Transcribe each entry below exactly. Pictures do not go in the copy.

>>>

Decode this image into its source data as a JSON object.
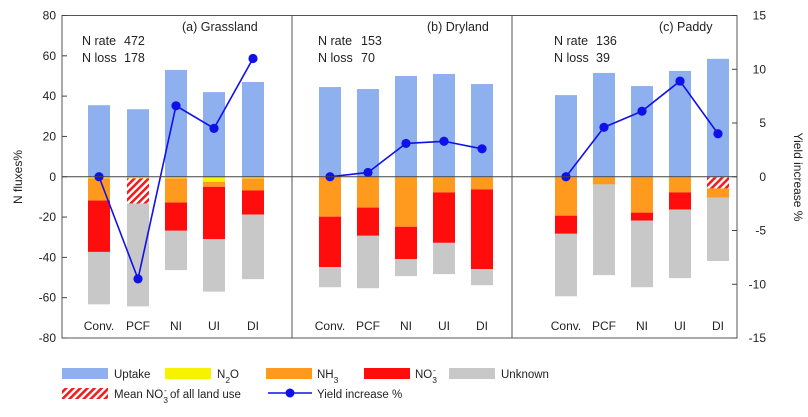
{
  "chart_data": {
    "type": "bar",
    "ylabel": "N fluxes%",
    "ylabel_right": "Yield increase %",
    "ylim": [
      -80,
      80
    ],
    "yticks": [
      80,
      60,
      40,
      20,
      0,
      -20,
      -40,
      -60,
      -80
    ],
    "ylim_right": [
      -15,
      15
    ],
    "yticks_right": [
      15,
      10,
      5,
      0,
      -5,
      -10,
      -15
    ],
    "categories": [
      "Conv.",
      "PCF",
      "NI",
      "UI",
      "DI"
    ],
    "stack_order": [
      "N2O",
      "NH3",
      "NO3-",
      "Unknown"
    ],
    "hatch_label": "Mean NO3- of all land use",
    "panels": [
      {
        "title": "(a) Grassland",
        "rate_label": "N rate",
        "rate_value": "472",
        "loss_label": "N loss",
        "loss_value": "178",
        "uptake": [
          35.5,
          33.5,
          53,
          42,
          47
        ],
        "N2O": [
          0.8,
          0.8,
          0.8,
          2.5,
          0.8
        ],
        "NH3": [
          11,
          0,
          12,
          2.5,
          6
        ],
        "NO3-": [
          25.5,
          0,
          14,
          26,
          12
        ],
        "Unknown": [
          26,
          51,
          19.5,
          26,
          32
        ],
        "hatch": [
          0,
          12.5,
          0,
          0,
          0
        ],
        "yield": [
          0,
          -9.5,
          6.6,
          4.5,
          11
        ]
      },
      {
        "title": "(b) Dryland",
        "rate_label": "N rate",
        "rate_value": "153",
        "loss_label": "N loss",
        "loss_value": "70",
        "uptake": [
          44.5,
          43.5,
          50,
          51,
          46
        ],
        "N2O": [
          0.3,
          0.3,
          0.3,
          0.3,
          0.3
        ],
        "NH3": [
          19.5,
          15,
          24.5,
          7.5,
          6
        ],
        "NO3-": [
          25,
          14,
          16,
          25,
          39.5
        ],
        "Unknown": [
          10,
          26,
          8.5,
          15.5,
          8
        ],
        "hatch": [
          0,
          0,
          0,
          0,
          0
        ],
        "yield": [
          0,
          0.4,
          3.1,
          3.3,
          2.6
        ]
      },
      {
        "title": "(c) Paddy",
        "rate_label": "N rate",
        "rate_value": "136",
        "loss_label": "N loss",
        "loss_value": "39",
        "uptake": [
          40.5,
          51.5,
          45,
          52.5,
          58.5
        ],
        "N2O": [
          0.3,
          0.3,
          0.3,
          0.3,
          0.3
        ],
        "NH3": [
          19,
          3.5,
          17.5,
          7.5,
          4.5
        ],
        "NO3-": [
          9,
          0,
          4,
          8.5,
          0
        ],
        "Unknown": [
          31,
          45,
          33,
          34,
          31.5
        ],
        "hatch": [
          0,
          0,
          0,
          0,
          5.5
        ],
        "yield": [
          0,
          4.6,
          6.1,
          8.9,
          4
        ]
      }
    ],
    "legend": {
      "uptake": "Uptake",
      "n2o_main": "N",
      "n2o_sub": "2",
      "n2o_tail": "O",
      "nh3_main": "NH",
      "nh3_sub": "3",
      "no3_main": "NO",
      "no3_sub": "3",
      "no3_sup": "-",
      "unknown": "Unknown",
      "mean_pre": "Mean NO",
      "mean_sub": "3",
      "mean_sup": "-",
      "mean_post": " of all land use",
      "yield": "Yield increase %"
    }
  },
  "colors": {
    "uptake": "#8fb0ef",
    "N2O": "#f6f200",
    "NH3": "#ff9a1e",
    "NO3-": "#ff0d0d",
    "Unknown": "#c8c8c8",
    "hatch": "#f11d1d",
    "yield_line": "#1010e8",
    "axis": "#333333"
  }
}
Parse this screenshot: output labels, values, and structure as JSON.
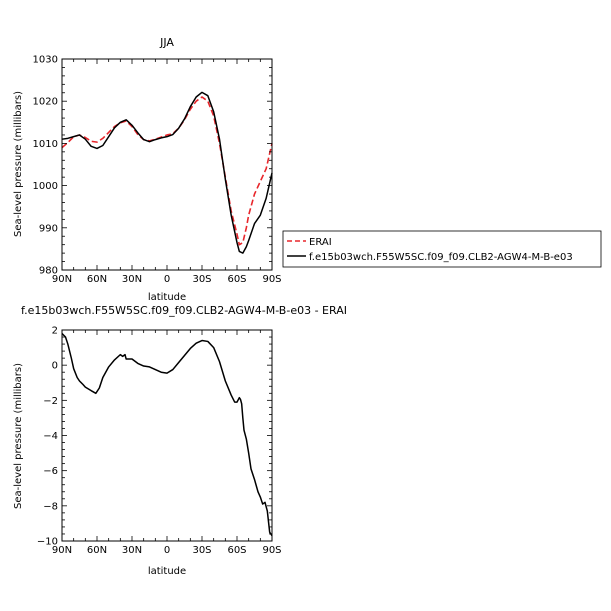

<<<

__Written solution__.
Decode this image into its source data as a JSON object.
{
  "chart_data": {
    "type": "bar",
    "ylabel": "N fluxes%",
    "ylabel_right": "Yield increase %",
    "ylim": [
      -80,
      80
    ],
    "yticks": [
      80,
      60,
      40,
      20,
      0,
      -20,
      -40,
      -60,
      -80
    ],
    "ylim_right": [
      -15,
      15
    ],
    "yticks_right": [
      15,
      10,
      5,
      0,
      -5,
      -10,
      -15
    ],
    "categories": [
      "Conv.",
      "PCF",
      "NI",
      "UI",
      "DI"
    ],
    "stack_order": [
      "N2O",
      "NH3",
      "NO3-",
      "Unknown"
    ],
    "hatch_label": "Mean NO3- of all land use",
    "panels": [
      {
        "title": "(a) Grassland",
        "rate_label": "N rate",
        "rate_value": "472",
        "loss_label": "N loss",
        "loss_value": "178",
        "uptake": [
          35.5,
          33.5,
          53,
          42,
          47
        ],
        "N2O": [
          0.8,
          0.8,
          0.8,
          2.5,
          0.8
        ],
        "NH3": [
          11,
          0,
          12,
          2.5,
          6
        ],
        "NO3-": [
          25.5,
          0,
          14,
          26,
          12
        ],
        "Unknown": [
          26,
          51,
          19.5,
          26,
          32
        ],
        "hatch": [
          0,
          12.5,
          0,
          0,
          0
        ],
        "yield": [
          0,
          -9.5,
          6.6,
          4.5,
          11
        ]
      },
      {
        "title": "(b) Dryland",
        "rate_label": "N rate",
        "rate_value": "153",
        "loss_label": "N loss",
        "loss_value": "70",
        "uptake": [
          44.5,
          43.5,
          50,
          51,
          46
        ],
        "N2O": [
          0.3,
          0.3,
          0.3,
          0.3,
          0.3
        ],
        "NH3": [
          19.5,
          15,
          24.5,
          7.5,
          6
        ],
        "NO3-": [
          25,
          14,
          16,
          25,
          39.5
        ],
        "Unknown": [
          10,
          26,
          8.5,
          15.5,
          8
        ],
        "hatch": [
          0,
          0,
          0,
          0,
          0
        ],
        "yield": [
          0,
          0.4,
          3.1,
          3.3,
          2.6
        ]
      },
      {
        "title": "(c) Paddy",
        "rate_label": "N rate",
        "rate_value": "136",
        "loss_label": "N loss",
        "loss_value": "39",
        "uptake": [
          40.5,
          51.5,
          45,
          52.5,
          58.5
        ],
        "N2O": [
          0.3,
          0.3,
          0.3,
          0.3,
          0.3
        ],
        "NH3": [
          19,
          3.5,
          17.5,
          7.5,
          4.5
        ],
        "NO3-": [
          9,
          0,
          4,
          8.5,
          0
        ],
        "Unknown": [
          31,
          45,
          33,
          34,
          31.5
        ],
        "hatch": [
          0,
          0,
          0,
          0,
          5.5
        ],
        "yield": [
          0,
          4.6,
          6.1,
          8.9,
          4
        ]
      }
    ],
    "legend": {
      "uptake": "Uptake",
      "n2o_main": "N",
      "n2o_sub": "2",
      "n2o_tail": "O",
      "nh3_main": "NH",
      "nh3_sub": "3",
      "no3_main": "NO",
      "no3_sub": "3",
      "no3_sup": "-",
      "unknown": "Unknown",
      "mean_pre": "Mean NO",
      "mean_sub": "3",
      "mean_sup": "-",
      "mean_post": " of all land use",
      "yield": "Yield increase %"
    }
  },
  "colors": {
    "uptake": "#8fb0ef",
    "N2O": "#f6f200",
    "NH3": "#ff9a1e",
    "NO3-": "#ff0d0d",
    "Unknown": "#c8c8c8",
    "hatch": "#f11d1d",
    "yield_line": "#1010e8",
    "axis": "#333333"
  }
}
Parse this screenshot: output labels, values, and structure as JSON.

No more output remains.